RECORDS PROVIDED:
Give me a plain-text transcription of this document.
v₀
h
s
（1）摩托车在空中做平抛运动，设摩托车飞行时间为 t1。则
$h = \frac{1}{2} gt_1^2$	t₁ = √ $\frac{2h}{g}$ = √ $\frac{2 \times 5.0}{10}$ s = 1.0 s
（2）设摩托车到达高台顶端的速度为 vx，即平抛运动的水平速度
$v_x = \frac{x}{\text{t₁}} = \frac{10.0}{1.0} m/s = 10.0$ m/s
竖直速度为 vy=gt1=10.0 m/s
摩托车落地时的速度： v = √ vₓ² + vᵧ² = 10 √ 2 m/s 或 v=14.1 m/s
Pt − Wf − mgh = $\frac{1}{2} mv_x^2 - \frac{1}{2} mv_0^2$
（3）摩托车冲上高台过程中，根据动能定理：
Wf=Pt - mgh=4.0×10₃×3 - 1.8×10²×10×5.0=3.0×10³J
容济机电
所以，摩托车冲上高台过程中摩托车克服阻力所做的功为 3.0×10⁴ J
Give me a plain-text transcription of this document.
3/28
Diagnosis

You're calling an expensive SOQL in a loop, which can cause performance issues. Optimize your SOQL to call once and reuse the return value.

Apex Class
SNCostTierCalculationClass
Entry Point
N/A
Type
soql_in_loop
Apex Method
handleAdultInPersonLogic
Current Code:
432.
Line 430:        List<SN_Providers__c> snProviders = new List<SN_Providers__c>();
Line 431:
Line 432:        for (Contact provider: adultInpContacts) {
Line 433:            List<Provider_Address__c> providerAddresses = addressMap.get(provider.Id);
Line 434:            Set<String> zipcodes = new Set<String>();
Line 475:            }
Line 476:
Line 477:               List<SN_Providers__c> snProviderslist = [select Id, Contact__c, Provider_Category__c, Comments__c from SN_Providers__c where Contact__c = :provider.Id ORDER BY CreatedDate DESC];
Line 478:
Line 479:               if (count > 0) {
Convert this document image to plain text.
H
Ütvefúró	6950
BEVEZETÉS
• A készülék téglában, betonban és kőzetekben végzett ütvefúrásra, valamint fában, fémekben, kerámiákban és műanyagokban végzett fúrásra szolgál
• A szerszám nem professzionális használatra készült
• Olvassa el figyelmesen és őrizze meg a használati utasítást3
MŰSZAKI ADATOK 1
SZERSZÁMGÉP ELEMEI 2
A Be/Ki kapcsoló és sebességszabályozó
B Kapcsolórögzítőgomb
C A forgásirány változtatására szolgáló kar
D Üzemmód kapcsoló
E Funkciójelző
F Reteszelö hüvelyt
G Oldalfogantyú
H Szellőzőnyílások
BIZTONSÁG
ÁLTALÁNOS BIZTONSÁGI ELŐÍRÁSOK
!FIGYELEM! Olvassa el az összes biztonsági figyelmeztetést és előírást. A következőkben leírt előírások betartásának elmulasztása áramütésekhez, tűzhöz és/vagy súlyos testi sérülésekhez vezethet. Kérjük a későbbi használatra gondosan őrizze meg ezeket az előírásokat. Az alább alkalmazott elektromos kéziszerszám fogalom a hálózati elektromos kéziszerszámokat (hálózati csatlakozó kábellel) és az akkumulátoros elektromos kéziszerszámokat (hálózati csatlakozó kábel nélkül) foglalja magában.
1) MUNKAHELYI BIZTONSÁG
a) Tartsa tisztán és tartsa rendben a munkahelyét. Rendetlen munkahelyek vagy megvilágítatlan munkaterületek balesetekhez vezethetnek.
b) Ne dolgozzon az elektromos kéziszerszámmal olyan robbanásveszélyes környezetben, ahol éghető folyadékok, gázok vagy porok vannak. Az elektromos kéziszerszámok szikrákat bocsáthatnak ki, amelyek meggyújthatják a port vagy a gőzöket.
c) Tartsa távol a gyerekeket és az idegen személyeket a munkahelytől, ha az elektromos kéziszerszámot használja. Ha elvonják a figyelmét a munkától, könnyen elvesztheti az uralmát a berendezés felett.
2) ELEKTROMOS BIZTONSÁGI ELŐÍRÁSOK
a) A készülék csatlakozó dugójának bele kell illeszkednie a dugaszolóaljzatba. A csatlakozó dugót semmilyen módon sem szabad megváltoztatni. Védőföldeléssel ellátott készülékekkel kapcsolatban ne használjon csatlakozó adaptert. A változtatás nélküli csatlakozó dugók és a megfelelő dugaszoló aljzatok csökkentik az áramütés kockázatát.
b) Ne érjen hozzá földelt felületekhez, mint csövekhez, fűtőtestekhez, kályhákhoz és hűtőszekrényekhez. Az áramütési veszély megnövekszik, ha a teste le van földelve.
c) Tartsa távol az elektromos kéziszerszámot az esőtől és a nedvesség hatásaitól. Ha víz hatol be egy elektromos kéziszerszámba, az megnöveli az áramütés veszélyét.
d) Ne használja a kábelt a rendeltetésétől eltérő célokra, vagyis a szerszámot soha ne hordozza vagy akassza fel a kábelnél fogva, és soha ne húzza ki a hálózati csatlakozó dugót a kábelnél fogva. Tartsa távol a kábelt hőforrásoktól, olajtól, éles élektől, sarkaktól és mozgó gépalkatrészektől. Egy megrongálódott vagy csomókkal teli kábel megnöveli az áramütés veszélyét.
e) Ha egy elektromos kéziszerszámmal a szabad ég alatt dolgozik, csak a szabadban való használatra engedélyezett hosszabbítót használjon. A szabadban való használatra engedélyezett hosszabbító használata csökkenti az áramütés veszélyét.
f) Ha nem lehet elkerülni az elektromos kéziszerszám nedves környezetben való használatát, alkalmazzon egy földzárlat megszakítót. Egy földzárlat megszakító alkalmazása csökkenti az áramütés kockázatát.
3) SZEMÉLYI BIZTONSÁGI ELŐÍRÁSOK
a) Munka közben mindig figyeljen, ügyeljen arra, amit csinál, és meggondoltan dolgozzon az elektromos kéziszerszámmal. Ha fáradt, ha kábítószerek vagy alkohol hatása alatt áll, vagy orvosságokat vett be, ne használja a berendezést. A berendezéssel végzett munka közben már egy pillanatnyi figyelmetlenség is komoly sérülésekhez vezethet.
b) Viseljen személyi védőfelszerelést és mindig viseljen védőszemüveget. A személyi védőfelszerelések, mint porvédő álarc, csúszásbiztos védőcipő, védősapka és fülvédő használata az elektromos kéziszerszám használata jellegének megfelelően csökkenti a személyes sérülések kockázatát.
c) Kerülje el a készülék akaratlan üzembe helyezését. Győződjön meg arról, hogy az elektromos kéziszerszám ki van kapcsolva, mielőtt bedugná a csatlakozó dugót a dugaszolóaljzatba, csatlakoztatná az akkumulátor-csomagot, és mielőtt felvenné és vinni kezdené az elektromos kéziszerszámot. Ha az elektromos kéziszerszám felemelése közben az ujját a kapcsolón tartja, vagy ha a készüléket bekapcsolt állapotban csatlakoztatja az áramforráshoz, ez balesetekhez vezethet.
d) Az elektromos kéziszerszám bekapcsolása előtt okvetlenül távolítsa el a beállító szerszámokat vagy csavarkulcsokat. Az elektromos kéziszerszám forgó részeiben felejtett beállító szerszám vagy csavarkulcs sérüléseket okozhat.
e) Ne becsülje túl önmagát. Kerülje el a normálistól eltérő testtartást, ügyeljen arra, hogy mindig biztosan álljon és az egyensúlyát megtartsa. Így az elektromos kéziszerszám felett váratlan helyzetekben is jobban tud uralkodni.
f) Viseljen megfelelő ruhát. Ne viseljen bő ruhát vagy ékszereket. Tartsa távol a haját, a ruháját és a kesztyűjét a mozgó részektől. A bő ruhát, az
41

DESCRIPTION OF THE TASK: Write out the entries above once more, without altering anything.

OUTPUT BELOW:
Give me a plain-text transcription of this document.
v₀
h
s
（1）摩托车在空中做平抛运动，设摩托车飞行时间为 t1。则
$h = \frac{1}{2} gt_1^2$	t₁ = √ $\frac{2h}{g}$ = √ $\frac{2 \times 5.0}{10}$ s = 1.0 s
（2）设摩托车到达高台顶端的速度为 vx，即平抛运动的水平速度
$v_x = \frac{x}{\text{t₁}} = \frac{10.0}{1.0} m/s = 10.0$ m/s
竖直速度为 vy=gt1=10.0 m/s
摩托车落地时的速度： v = √ vₓ² + vᵧ² = 10 √ 2 m/s 或 v=14.1 m/s
Pt − Wf − mgh = $\frac{1}{2} mv_x^2 - \frac{1}{2} mv_0^2$
（3）摩托车冲上高台过程中，根据动能定理：
Wf=Pt - mgh=4.0×10₃×3 - 1.8×10²×10×5.0=3.0×10³J
容济机电
所以，摩托车冲上高台过程中摩托车克服阻力所做的功为 3.0×10⁴ J
Give me a plain-text transcription of this document.
3/28
Diagnosis

You're calling an expensive SOQL in a loop, which can cause performance issues. Optimize your SOQL to call once and reuse the return value.

Apex Class
SNCostTierCalculationClass
Entry Point
N/A
Type
soql_in_loop
Apex Method
handleAdultInPersonLogic
Current Code:
432.
Line 430:        List<SN_Providers__c> snProviders = new List<SN_Providers__c>();
Line 431:
Line 432:        for (Contact provider: adultInpContacts) {
Line 433:            List<Provider_Address__c> providerAddresses = addressMap.get(provider.Id);
Line 434:            Set<String> zipcodes = new Set<String>();
Line 475:            }
Line 476:
Line 477:               List<SN_Providers__c> snProviderslist = [select Id, Contact__c, Provider_Category__c, Comments__c from SN_Providers__c where Contact__c = :provider.Id ORDER BY CreatedDate DESC];
Line 478:
Line 479:               if (count > 0) {
Convert this document image to plain text.
H
Ütvefúró	6950
BEVEZETÉS
• A készülék téglában, betonban és kőzetekben végzett ütvefúrásra, valamint fában, fémekben, kerámiákban és műanyagokban végzett fúrásra szolgál
• A szerszám nem professzionális használatra készült
• Olvassa el figyelmesen és őrizze meg a használati utasítást3
MŰSZAKI ADATOK 1
SZERSZÁMGÉP ELEMEI 2
A Be/Ki kapcsoló és sebességszabályozó
B Kapcsolórögzítőgomb
C A forgásirány változtatására szolgáló kar
D Üzemmód kapcsoló
E Funkciójelző
F Reteszelö hüvelyt
G Oldalfogantyú
H Szellőzőnyílások
BIZTONSÁG
ÁLTALÁNOS BIZTONSÁGI ELŐÍRÁSOK
!FIGYELEM! Olvassa el az összes biztonsági figyelmeztetést és előírást. A következőkben leírt előírások betartásának elmulasztása áramütésekhez, tűzhöz és/vagy súlyos testi sérülésekhez vezethet. Kérjük a későbbi használatra gondosan őrizze meg ezeket az előírásokat. Az alább alkalmazott elektromos kéziszerszám fogalom a hálózati elektromos kéziszerszámokat (hálózati csatlakozó kábellel) és az akkumulátoros elektromos kéziszerszámokat (hálózati csatlakozó kábel nélkül) foglalja magában.
1) MUNKAHELYI BIZTONSÁG
a) Tartsa tisztán és tartsa rendben a munkahelyét. Rendetlen munkahelyek vagy megvilágítatlan munkaterületek balesetekhez vezethetnek.
b) Ne dolgozzon az elektromos kéziszerszámmal olyan robbanásveszélyes környezetben, ahol éghető folyadékok, gázok vagy porok vannak. Az elektromos kéziszerszámok szikrákat bocsáthatnak ki, amelyek meggyújthatják a port vagy a gőzöket.
c) Tartsa távol a gyerekeket és az idegen személyeket a munkahelytől, ha az elektromos kéziszerszámot használja. Ha elvonják a figyelmét a munkától, könnyen elvesztheti az uralmát a berendezés felett.
2) ELEKTROMOS BIZTONSÁGI ELŐÍRÁSOK
a) A készülék csatlakozó dugójának bele kell illeszkednie a dugaszolóaljzatba. A csatlakozó dugót semmilyen módon sem szabad megváltoztatni. Védőföldeléssel ellátott készülékekkel kapcsolatban ne használjon csatlakozó adaptert. A változtatás nélküli csatlakozó dugók és a megfelelő dugaszoló aljzatok csökkentik az áramütés kockázatát.
b) Ne érjen hozzá földelt felületekhez, mint csövekhez, fűtőtestekhez, kályhákhoz és hűtőszekrényekhez. Az áramütési veszély megnövekszik, ha a teste le van földelve.
c) Tartsa távol az elektromos kéziszerszámot az esőtől és a nedvesség hatásaitól. Ha víz hatol be egy elektromos kéziszerszámba, az megnöveli az áramütés veszélyét.
d) Ne használja a kábelt a rendeltetésétől eltérő célokra, vagyis a szerszámot soha ne hordozza vagy akassza fel a kábelnél fogva, és soha ne húzza ki a hálózati csatlakozó dugót a kábelnél fogva. Tartsa távol a kábelt hőforrásoktól, olajtól, éles élektől, sarkaktól és mozgó gépalkatrészektől. Egy megrongálódott vagy csomókkal teli kábel megnöveli az áramütés veszélyét.
e) Ha egy elektromos kéziszerszámmal a szabad ég alatt dolgozik, csak a szabadban való használatra engedélyezett hosszabbítót használjon. A szabadban való használatra engedélyezett hosszabbító használata csökkenti az áramütés veszélyét.
f) Ha nem lehet elkerülni az elektromos kéziszerszám nedves környezetben való használatát, alkalmazzon egy földzárlat megszakítót. Egy földzárlat megszakító alkalmazása csökkenti az áramütés kockázatát.
3) SZEMÉLYI BIZTONSÁGI ELŐÍRÁSOK
a) Munka közben mindig figyeljen, ügyeljen arra, amit csinál, és meggondoltan dolgozzon az elektromos kéziszerszámmal. Ha fáradt, ha kábítószerek vagy alkohol hatása alatt áll, vagy orvosságokat vett be, ne használja a berendezést. A berendezéssel végzett munka közben már egy pillanatnyi figyelmetlenség is komoly sérülésekhez vezethet.
b) Viseljen személyi védőfelszerelést és mindig viseljen védőszemüveget. A személyi védőfelszerelések, mint porvédő álarc, csúszásbiztos védőcipő, védősapka és fülvédő használata az elektromos kéziszerszám használata jellegének megfelelően csökkenti a személyes sérülések kockázatát.
c) Kerülje el a készülék akaratlan üzembe helyezését. Győződjön meg arról, hogy az elektromos kéziszerszám ki van kapcsolva, mielőtt bedugná a csatlakozó dugót a dugaszolóaljzatba, csatlakoztatná az akkumulátor-csomagot, és mielőtt felvenné és vinni kezdené az elektromos kéziszerszámot. Ha az elektromos kéziszerszám felemelése közben az ujját a kapcsolón tartja, vagy ha a készüléket bekapcsolt állapotban csatlakoztatja az áramforráshoz, ez balesetekhez vezethet.
d) Az elektromos kéziszerszám bekapcsolása előtt okvetlenül távolítsa el a beállító szerszámokat vagy csavarkulcsokat. Az elektromos kéziszerszám forgó részeiben felejtett beállító szerszám vagy csavarkulcs sérüléseket okozhat.
e) Ne becsülje túl önmagát. Kerülje el a normálistól eltérő testtartást, ügyeljen arra, hogy mindig biztosan álljon és az egyensúlyát megtartsa. Így az elektromos kéziszerszám felett váratlan helyzetekben is jobban tud uralkodni.
f) Viseljen megfelelő ruhát. Ne viseljen bő ruhát vagy ékszereket. Tartsa távol a haját, a ruháját és a kesztyűjét a mozgó részektől. A bő ruhát, az
41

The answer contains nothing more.